THE EXERCISE ::
Drop the pictures from the entries below, then reproduce the rest exactly.

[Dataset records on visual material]
-.-.-
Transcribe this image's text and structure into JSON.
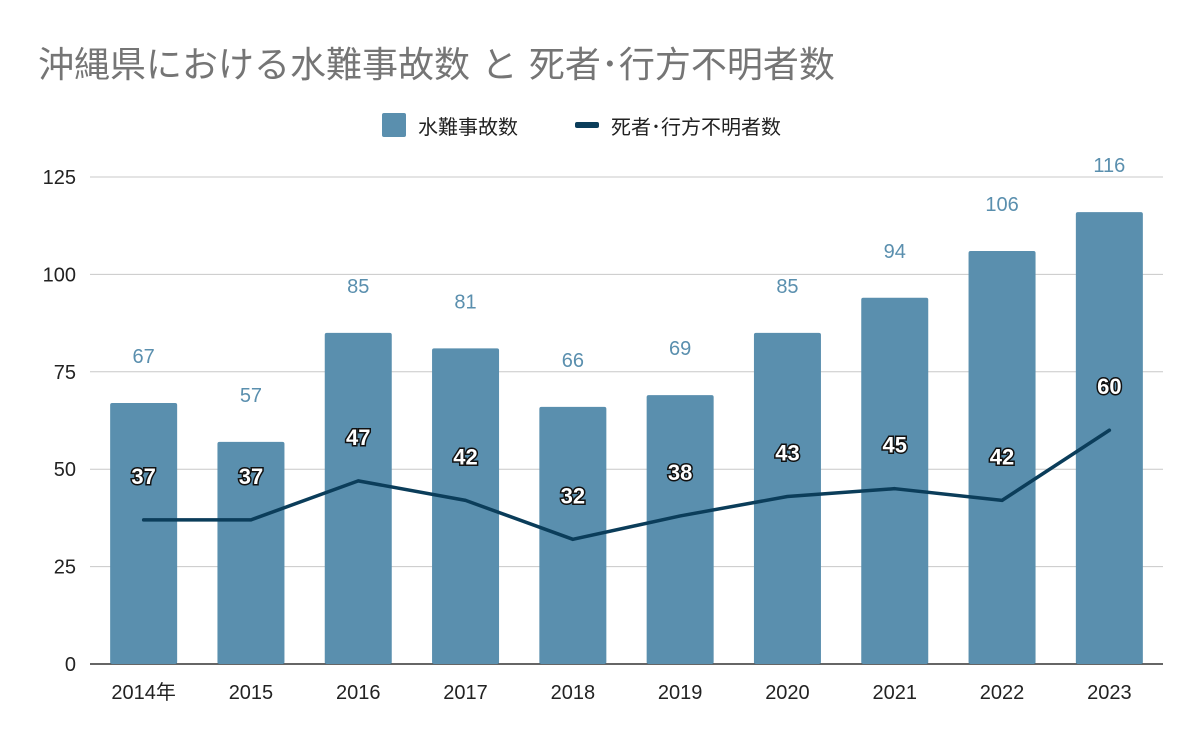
{
  "chart_data": {
    "type": "bar",
    "title": "沖縄県における水難事故数 と 死者･行方不明者数",
    "categories": [
      "2014年",
      "2015",
      "2016",
      "2017",
      "2018",
      "2019",
      "2020",
      "2021",
      "2022",
      "2023"
    ],
    "series": [
      {
        "name": "水難事故数",
        "kind": "bar",
        "color": "#5a8fae",
        "values": [
          67,
          57,
          85,
          81,
          66,
          69,
          85,
          94,
          106,
          116
        ]
      },
      {
        "name": "死者･行方不明者数",
        "kind": "line",
        "color": "#0b3d5a",
        "values": [
          37,
          37,
          47,
          42,
          32,
          38,
          43,
          45,
          42,
          60
        ]
      }
    ],
    "ylim": [
      0,
      125
    ],
    "yticks": [
      0,
      25,
      50,
      75,
      100,
      125
    ],
    "grid": true,
    "legend_position": "top-center"
  }
}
-.-.-
RESPONSE TO THE EXERCISE ::
Transcribe this image's text and structure into JSON.
{
  "chart_data": {
    "type": "bar",
    "title": "沖縄県における水難事故数 と 死者･行方不明者数",
    "categories": [
      "2014年",
      "2015",
      "2016",
      "2017",
      "2018",
      "2019",
      "2020",
      "2021",
      "2022",
      "2023"
    ],
    "series": [
      {
        "name": "水難事故数",
        "kind": "bar",
        "color": "#5a8fae",
        "values": [
          67,
          57,
          85,
          81,
          66,
          69,
          85,
          94,
          106,
          116
        ]
      },
      {
        "name": "死者･行方不明者数",
        "kind": "line",
        "color": "#0b3d5a",
        "values": [
          37,
          37,
          47,
          42,
          32,
          38,
          43,
          45,
          42,
          60
        ]
      }
    ],
    "ylim": [
      0,
      125
    ],
    "yticks": [
      0,
      25,
      50,
      75,
      100,
      125
    ],
    "grid": true,
    "legend_position": "top-center"
  }
}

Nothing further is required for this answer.